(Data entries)

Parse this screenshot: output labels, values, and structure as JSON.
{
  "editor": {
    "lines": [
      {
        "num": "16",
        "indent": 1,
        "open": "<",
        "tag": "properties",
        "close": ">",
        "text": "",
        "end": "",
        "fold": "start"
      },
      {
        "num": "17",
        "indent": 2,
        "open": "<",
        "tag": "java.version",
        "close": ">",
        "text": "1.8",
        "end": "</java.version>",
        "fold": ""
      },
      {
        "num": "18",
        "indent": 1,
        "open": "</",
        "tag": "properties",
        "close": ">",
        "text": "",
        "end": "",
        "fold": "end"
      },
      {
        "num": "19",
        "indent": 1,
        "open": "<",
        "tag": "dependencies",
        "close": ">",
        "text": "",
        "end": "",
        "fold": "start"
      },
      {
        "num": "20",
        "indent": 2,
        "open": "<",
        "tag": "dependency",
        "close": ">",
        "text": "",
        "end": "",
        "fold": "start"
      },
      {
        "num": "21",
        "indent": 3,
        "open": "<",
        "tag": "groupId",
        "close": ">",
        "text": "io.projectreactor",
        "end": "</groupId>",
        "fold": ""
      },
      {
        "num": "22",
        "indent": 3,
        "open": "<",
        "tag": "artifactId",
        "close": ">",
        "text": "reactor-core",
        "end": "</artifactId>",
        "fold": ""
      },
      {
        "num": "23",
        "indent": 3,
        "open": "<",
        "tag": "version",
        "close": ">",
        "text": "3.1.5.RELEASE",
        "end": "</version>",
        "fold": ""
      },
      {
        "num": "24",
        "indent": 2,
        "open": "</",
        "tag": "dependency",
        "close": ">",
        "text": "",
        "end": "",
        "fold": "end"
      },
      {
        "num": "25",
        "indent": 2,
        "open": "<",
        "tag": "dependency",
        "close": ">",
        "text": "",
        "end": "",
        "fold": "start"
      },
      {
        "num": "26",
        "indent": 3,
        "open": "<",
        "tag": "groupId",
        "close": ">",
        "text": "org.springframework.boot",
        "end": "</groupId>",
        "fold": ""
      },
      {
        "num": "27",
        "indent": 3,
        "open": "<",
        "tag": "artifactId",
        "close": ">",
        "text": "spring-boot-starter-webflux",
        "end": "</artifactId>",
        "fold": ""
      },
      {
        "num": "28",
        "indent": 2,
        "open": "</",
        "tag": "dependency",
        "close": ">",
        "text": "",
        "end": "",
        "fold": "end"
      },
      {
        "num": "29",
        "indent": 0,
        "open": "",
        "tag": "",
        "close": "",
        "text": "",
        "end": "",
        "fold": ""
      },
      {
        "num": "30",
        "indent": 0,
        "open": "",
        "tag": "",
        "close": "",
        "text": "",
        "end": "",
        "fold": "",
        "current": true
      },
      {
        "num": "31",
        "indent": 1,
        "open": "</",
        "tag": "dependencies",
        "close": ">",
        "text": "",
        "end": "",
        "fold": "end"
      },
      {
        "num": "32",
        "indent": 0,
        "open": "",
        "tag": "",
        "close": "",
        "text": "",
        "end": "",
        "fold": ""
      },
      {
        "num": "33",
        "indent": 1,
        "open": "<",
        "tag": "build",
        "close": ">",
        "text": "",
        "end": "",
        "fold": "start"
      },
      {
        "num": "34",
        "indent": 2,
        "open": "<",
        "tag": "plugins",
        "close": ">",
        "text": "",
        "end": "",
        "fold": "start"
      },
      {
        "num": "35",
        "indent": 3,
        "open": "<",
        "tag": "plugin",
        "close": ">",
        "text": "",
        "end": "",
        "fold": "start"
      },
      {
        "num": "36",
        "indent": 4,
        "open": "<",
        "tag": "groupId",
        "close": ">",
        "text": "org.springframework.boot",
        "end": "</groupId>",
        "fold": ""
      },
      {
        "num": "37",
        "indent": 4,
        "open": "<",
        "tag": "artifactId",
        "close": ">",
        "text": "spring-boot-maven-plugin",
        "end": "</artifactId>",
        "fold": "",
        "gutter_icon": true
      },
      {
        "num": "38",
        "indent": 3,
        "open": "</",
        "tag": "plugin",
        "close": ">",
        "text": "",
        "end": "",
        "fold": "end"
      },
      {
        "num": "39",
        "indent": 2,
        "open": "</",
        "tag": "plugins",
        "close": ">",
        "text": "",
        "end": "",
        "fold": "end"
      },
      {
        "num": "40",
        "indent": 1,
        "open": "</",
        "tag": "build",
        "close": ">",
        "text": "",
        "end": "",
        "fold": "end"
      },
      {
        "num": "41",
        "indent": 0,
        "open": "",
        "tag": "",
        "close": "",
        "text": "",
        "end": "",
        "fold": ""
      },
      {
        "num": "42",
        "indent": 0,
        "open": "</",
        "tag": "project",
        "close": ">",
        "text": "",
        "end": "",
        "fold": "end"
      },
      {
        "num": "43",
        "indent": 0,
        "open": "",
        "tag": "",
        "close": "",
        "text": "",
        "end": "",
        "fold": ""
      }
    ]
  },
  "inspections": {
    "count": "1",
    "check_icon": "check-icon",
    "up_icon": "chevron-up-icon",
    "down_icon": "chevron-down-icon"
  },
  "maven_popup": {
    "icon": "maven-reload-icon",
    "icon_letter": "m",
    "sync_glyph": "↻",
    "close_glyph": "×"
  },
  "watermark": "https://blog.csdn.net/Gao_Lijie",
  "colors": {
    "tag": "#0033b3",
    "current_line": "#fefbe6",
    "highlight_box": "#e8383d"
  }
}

### DIRECTIVE
Each line in the listing above that contains "boot" should be copied.

### FINAL ANSWER
        "text": "org.springframework.boot",
        "text": "spring-boot-starter-webflux",
        "text": "org.springframework.boot",
        "text": "spring-boot-maven-plugin",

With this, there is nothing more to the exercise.